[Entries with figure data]
>> Start

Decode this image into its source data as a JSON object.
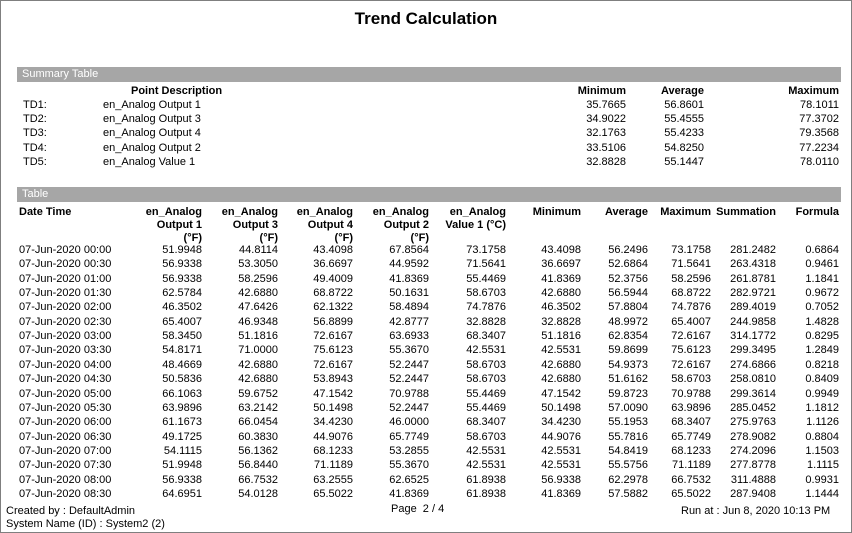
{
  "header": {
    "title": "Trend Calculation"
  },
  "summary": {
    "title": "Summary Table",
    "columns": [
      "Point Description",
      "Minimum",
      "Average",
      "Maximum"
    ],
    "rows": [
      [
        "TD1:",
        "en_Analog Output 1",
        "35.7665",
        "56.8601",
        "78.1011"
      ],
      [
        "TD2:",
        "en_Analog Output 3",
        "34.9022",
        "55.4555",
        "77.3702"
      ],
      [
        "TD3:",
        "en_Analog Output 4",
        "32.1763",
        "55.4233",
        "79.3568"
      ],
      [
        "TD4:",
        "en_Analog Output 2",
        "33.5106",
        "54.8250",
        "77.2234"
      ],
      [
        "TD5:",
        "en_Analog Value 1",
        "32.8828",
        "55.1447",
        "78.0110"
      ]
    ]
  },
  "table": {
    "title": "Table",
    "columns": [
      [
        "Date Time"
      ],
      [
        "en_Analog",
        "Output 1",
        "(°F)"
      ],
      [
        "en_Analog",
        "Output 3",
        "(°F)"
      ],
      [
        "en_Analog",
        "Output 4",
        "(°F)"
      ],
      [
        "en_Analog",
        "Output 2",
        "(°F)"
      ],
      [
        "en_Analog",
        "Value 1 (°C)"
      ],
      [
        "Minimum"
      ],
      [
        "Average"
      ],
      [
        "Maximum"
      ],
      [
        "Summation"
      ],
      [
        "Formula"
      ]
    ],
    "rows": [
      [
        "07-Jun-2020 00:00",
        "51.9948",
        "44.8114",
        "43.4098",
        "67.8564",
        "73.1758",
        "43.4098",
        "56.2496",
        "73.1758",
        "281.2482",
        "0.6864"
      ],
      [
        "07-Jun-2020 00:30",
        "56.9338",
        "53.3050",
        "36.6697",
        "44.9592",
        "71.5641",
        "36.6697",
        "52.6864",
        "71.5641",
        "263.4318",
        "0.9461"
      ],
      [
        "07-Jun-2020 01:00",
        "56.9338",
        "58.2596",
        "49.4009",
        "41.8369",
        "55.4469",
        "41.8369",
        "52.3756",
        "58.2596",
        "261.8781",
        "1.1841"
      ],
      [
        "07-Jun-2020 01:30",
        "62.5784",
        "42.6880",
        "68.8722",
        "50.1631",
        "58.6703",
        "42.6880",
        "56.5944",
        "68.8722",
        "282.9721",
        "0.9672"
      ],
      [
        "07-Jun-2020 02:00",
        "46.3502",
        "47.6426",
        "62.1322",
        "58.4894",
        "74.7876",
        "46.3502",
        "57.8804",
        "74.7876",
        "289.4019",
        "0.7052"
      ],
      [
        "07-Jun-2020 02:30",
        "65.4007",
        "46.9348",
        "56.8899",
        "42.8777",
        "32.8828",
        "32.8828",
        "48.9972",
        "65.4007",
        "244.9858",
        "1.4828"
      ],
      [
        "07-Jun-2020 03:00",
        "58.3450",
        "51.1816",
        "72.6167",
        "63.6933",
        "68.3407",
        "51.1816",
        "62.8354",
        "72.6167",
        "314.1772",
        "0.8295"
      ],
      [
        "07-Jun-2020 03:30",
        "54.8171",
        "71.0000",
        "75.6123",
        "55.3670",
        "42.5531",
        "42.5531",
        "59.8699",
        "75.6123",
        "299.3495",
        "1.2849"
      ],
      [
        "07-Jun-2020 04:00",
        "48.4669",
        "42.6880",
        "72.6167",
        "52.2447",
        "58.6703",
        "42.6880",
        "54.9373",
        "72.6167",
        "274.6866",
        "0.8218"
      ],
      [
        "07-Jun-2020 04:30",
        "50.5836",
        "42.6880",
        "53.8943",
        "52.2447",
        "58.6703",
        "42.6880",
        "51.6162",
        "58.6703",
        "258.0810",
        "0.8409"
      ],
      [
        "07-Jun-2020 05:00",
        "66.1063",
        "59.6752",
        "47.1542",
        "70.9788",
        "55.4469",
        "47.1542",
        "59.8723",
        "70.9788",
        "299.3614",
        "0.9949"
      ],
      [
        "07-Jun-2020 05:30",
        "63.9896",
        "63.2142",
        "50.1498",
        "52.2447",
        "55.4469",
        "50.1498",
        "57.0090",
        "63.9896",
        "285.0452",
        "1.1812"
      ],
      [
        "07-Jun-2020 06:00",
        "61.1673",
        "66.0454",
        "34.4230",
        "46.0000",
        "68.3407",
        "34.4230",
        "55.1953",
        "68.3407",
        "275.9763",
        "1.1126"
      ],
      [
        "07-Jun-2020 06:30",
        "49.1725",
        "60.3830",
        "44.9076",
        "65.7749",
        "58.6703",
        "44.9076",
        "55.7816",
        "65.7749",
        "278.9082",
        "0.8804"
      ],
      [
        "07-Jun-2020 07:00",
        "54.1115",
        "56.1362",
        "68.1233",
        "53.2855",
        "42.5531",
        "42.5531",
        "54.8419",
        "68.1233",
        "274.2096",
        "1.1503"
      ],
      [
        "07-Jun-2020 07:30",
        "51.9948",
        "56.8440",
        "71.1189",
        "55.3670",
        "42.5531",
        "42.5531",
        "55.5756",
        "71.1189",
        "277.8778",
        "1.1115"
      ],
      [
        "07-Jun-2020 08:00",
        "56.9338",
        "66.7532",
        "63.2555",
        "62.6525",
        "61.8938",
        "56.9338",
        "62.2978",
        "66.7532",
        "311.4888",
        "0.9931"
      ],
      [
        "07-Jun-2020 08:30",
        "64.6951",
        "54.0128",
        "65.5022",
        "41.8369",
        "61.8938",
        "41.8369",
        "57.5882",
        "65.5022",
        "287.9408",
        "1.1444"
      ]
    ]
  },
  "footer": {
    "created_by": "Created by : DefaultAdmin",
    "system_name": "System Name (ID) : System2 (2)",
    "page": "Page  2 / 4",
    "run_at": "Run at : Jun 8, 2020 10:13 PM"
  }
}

>> End

- **TASK DETAILS**
Leave out every picture and copy the rest of the records exactly.

- **TASK RESULT**
Decode this image into its source data as a JSON object.
{
  "header": {
    "title": "Trend Calculation"
  },
  "summary": {
    "title": "Summary Table",
    "columns": [
      "Point Description",
      "Minimum",
      "Average",
      "Maximum"
    ],
    "rows": [
      [
        "TD1:",
        "en_Analog Output 1",
        "35.7665",
        "56.8601",
        "78.1011"
      ],
      [
        "TD2:",
        "en_Analog Output 3",
        "34.9022",
        "55.4555",
        "77.3702"
      ],
      [
        "TD3:",
        "en_Analog Output 4",
        "32.1763",
        "55.4233",
        "79.3568"
      ],
      [
        "TD4:",
        "en_Analog Output 2",
        "33.5106",
        "54.8250",
        "77.2234"
      ],
      [
        "TD5:",
        "en_Analog Value 1",
        "32.8828",
        "55.1447",
        "78.0110"
      ]
    ]
  },
  "table": {
    "title": "Table",
    "columns": [
      [
        "Date Time"
      ],
      [
        "en_Analog",
        "Output 1",
        "(°F)"
      ],
      [
        "en_Analog",
        "Output 3",
        "(°F)"
      ],
      [
        "en_Analog",
        "Output 4",
        "(°F)"
      ],
      [
        "en_Analog",
        "Output 2",
        "(°F)"
      ],
      [
        "en_Analog",
        "Value 1 (°C)"
      ],
      [
        "Minimum"
      ],
      [
        "Average"
      ],
      [
        "Maximum"
      ],
      [
        "Summation"
      ],
      [
        "Formula"
      ]
    ],
    "rows": [
      [
        "07-Jun-2020 00:00",
        "51.9948",
        "44.8114",
        "43.4098",
        "67.8564",
        "73.1758",
        "43.4098",
        "56.2496",
        "73.1758",
        "281.2482",
        "0.6864"
      ],
      [
        "07-Jun-2020 00:30",
        "56.9338",
        "53.3050",
        "36.6697",
        "44.9592",
        "71.5641",
        "36.6697",
        "52.6864",
        "71.5641",
        "263.4318",
        "0.9461"
      ],
      [
        "07-Jun-2020 01:00",
        "56.9338",
        "58.2596",
        "49.4009",
        "41.8369",
        "55.4469",
        "41.8369",
        "52.3756",
        "58.2596",
        "261.8781",
        "1.1841"
      ],
      [
        "07-Jun-2020 01:30",
        "62.5784",
        "42.6880",
        "68.8722",
        "50.1631",
        "58.6703",
        "42.6880",
        "56.5944",
        "68.8722",
        "282.9721",
        "0.9672"
      ],
      [
        "07-Jun-2020 02:00",
        "46.3502",
        "47.6426",
        "62.1322",
        "58.4894",
        "74.7876",
        "46.3502",
        "57.8804",
        "74.7876",
        "289.4019",
        "0.7052"
      ],
      [
        "07-Jun-2020 02:30",
        "65.4007",
        "46.9348",
        "56.8899",
        "42.8777",
        "32.8828",
        "32.8828",
        "48.9972",
        "65.4007",
        "244.9858",
        "1.4828"
      ],
      [
        "07-Jun-2020 03:00",
        "58.3450",
        "51.1816",
        "72.6167",
        "63.6933",
        "68.3407",
        "51.1816",
        "62.8354",
        "72.6167",
        "314.1772",
        "0.8295"
      ],
      [
        "07-Jun-2020 03:30",
        "54.8171",
        "71.0000",
        "75.6123",
        "55.3670",
        "42.5531",
        "42.5531",
        "59.8699",
        "75.6123",
        "299.3495",
        "1.2849"
      ],
      [
        "07-Jun-2020 04:00",
        "48.4669",
        "42.6880",
        "72.6167",
        "52.2447",
        "58.6703",
        "42.6880",
        "54.9373",
        "72.6167",
        "274.6866",
        "0.8218"
      ],
      [
        "07-Jun-2020 04:30",
        "50.5836",
        "42.6880",
        "53.8943",
        "52.2447",
        "58.6703",
        "42.6880",
        "51.6162",
        "58.6703",
        "258.0810",
        "0.8409"
      ],
      [
        "07-Jun-2020 05:00",
        "66.1063",
        "59.6752",
        "47.1542",
        "70.9788",
        "55.4469",
        "47.1542",
        "59.8723",
        "70.9788",
        "299.3614",
        "0.9949"
      ],
      [
        "07-Jun-2020 05:30",
        "63.9896",
        "63.2142",
        "50.1498",
        "52.2447",
        "55.4469",
        "50.1498",
        "57.0090",
        "63.9896",
        "285.0452",
        "1.1812"
      ],
      [
        "07-Jun-2020 06:00",
        "61.1673",
        "66.0454",
        "34.4230",
        "46.0000",
        "68.3407",
        "34.4230",
        "55.1953",
        "68.3407",
        "275.9763",
        "1.1126"
      ],
      [
        "07-Jun-2020 06:30",
        "49.1725",
        "60.3830",
        "44.9076",
        "65.7749",
        "58.6703",
        "44.9076",
        "55.7816",
        "65.7749",
        "278.9082",
        "0.8804"
      ],
      [
        "07-Jun-2020 07:00",
        "54.1115",
        "56.1362",
        "68.1233",
        "53.2855",
        "42.5531",
        "42.5531",
        "54.8419",
        "68.1233",
        "274.2096",
        "1.1503"
      ],
      [
        "07-Jun-2020 07:30",
        "51.9948",
        "56.8440",
        "71.1189",
        "55.3670",
        "42.5531",
        "42.5531",
        "55.5756",
        "71.1189",
        "277.8778",
        "1.1115"
      ],
      [
        "07-Jun-2020 08:00",
        "56.9338",
        "66.7532",
        "63.2555",
        "62.6525",
        "61.8938",
        "56.9338",
        "62.2978",
        "66.7532",
        "311.4888",
        "0.9931"
      ],
      [
        "07-Jun-2020 08:30",
        "64.6951",
        "54.0128",
        "65.5022",
        "41.8369",
        "61.8938",
        "41.8369",
        "57.5882",
        "65.5022",
        "287.9408",
        "1.1444"
      ]
    ]
  },
  "footer": {
    "created_by": "Created by : DefaultAdmin",
    "system_name": "System Name (ID) : System2 (2)",
    "page": "Page  2 / 4",
    "run_at": "Run at : Jun 8, 2020 10:13 PM"
  }
}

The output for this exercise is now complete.